____ Available data

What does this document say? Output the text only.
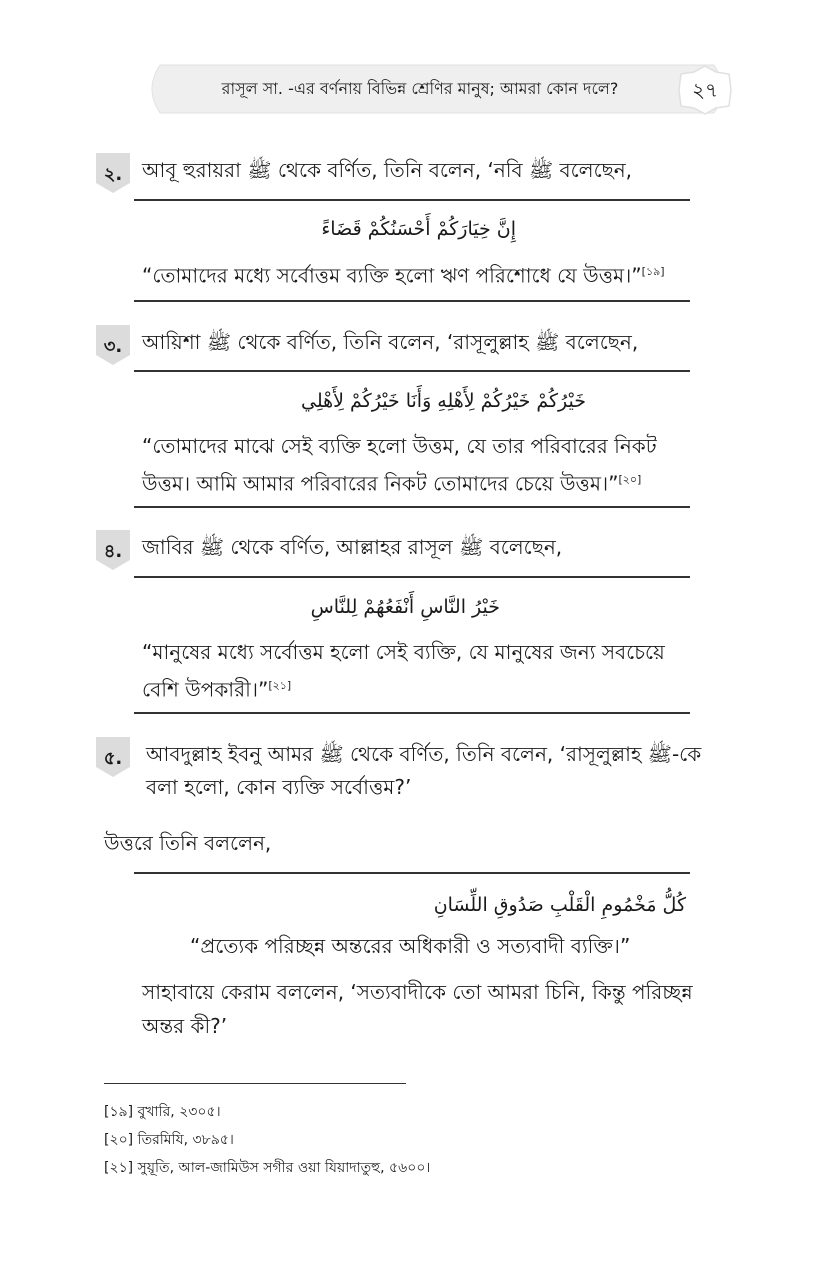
রাসূল সা. -এর বর্ণনায় বিভিন্ন শ্রেণির মানুষ; আমরা কোন দলে?	২৭
২. আবূ হুরায়রা ﷺ থেকে বর্ণিত, তিনি বলেন, ‘নবি ﷺ বলেছেন,
إِنَّ خِيَارَكُمْ أَحْسَنُكُمْ قَضَاءً
“তোমাদের মধ্যে সর্বোত্তম ব্যক্তি হলো ঋণ পরিশোধে যে উত্তম।”[১৯]
৩. আয়িশা ﷺ থেকে বর্ণিত, তিনি বলেন, ‘রাসূলুল্লাহ ﷺ বলেছেন,
خَيْرُكُمْ خَيْرُكُمْ لِأَهْلِهِ وَأَنَا خَيْرُكُمْ لِأَهْلِي
“তোমাদের মাঝে সেই ব্যক্তি হলো উত্তম, যে তার পরিবারের নিকট
উত্তম। আমি আমার পরিবারের নিকট তোমাদের চেয়ে উত্তম।”[২০]
৪. জাবির ﷺ থেকে বর্ণিত, আল্লাহর রাসূল ﷺ বলেছেন,
خَيْرُ النَّاسِ أَنْفَعُهُمْ لِلنَّاسِ
“মানুষের মধ্যে সর্বোত্তম হলো সেই ব্যক্তি, যে মানুষের জন্য সবচেয়ে
বেশি উপকারী।”[২১]
৫.	আবদুল্লাহ ইবনু আমর ﷺ থেকে বর্ণিত, তিনি বলেন, ‘রাসূলুল্লাহ ﷺ-কে
বলা হলো, কোন ব্যক্তি সর্বোত্তম?’
উত্তরে তিনি বললেন,
كُلُّ مَخْمُومِ الْقَلْبِ صَدُوقِ اللِّسَانِ
“প্রত্যেক পরিচ্ছন্ন অন্তরের অধিকারী ও সত্যবাদী ব্যক্তি।”
সাহাবায়ে কেরাম বললেন, ‘সত্যবাদীকে তো আমরা চিনি, কিন্তু পরিচ্ছন্ন
অন্তর কী?’
[১৯] বুখারি, ২৩০৫।
[২০] তিরমিযি, ৩৮৯৫।
[২১] সুয়ূতি, আল-জামিউস সগীর ওয়া যিয়াদাতুহু, ৫৬০০।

________

Task requirements: Reproduce the material word for word, minus the images.

Output for this exercise:
What does this document say? Output the text only.
রাসূল সা. -এর বর্ণনায় বিভিন্ন শ্রেণির মানুষ; আমরা কোন দলে?	২৭
২. আবূ হুরায়রা ﷺ থেকে বর্ণিত, তিনি বলেন, ‘নবি ﷺ বলেছেন,
إِنَّ خِيَارَكُمْ أَحْسَنُكُمْ قَضَاءً
“তোমাদের মধ্যে সর্বোত্তম ব্যক্তি হলো ঋণ পরিশোধে যে উত্তম।”[১৯]
৩. আয়িশা ﷺ থেকে বর্ণিত, তিনি বলেন, ‘রাসূলুল্লাহ ﷺ বলেছেন,
خَيْرُكُمْ خَيْرُكُمْ لِأَهْلِهِ وَأَنَا خَيْرُكُمْ لِأَهْلِي
“তোমাদের মাঝে সেই ব্যক্তি হলো উত্তম, যে তার পরিবারের নিকট
উত্তম। আমি আমার পরিবারের নিকট তোমাদের চেয়ে উত্তম।”[২০]
৪. জাবির ﷺ থেকে বর্ণিত, আল্লাহর রাসূল ﷺ বলেছেন,
خَيْرُ النَّاسِ أَنْفَعُهُمْ لِلنَّاسِ
“মানুষের মধ্যে সর্বোত্তম হলো সেই ব্যক্তি, যে মানুষের জন্য সবচেয়ে
বেশি উপকারী।”[২১]
৫.	আবদুল্লাহ ইবনু আমর ﷺ থেকে বর্ণিত, তিনি বলেন, ‘রাসূলুল্লাহ ﷺ-কে
বলা হলো, কোন ব্যক্তি সর্বোত্তম?’
উত্তরে তিনি বললেন,
كُلُّ مَخْمُومِ الْقَلْبِ صَدُوقِ اللِّسَانِ
“প্রত্যেক পরিচ্ছন্ন অন্তরের অধিকারী ও সত্যবাদী ব্যক্তি।”
সাহাবায়ে কেরাম বললেন, ‘সত্যবাদীকে তো আমরা চিনি, কিন্তু পরিচ্ছন্ন
অন্তর কী?’
[১৯] বুখারি, ২৩০৫।
[২০] তিরমিযি, ৩৮৯৫।
[২১] সুয়ূতি, আল-জামিউস সগীর ওয়া যিয়াদাতুহু, ৫৬০০।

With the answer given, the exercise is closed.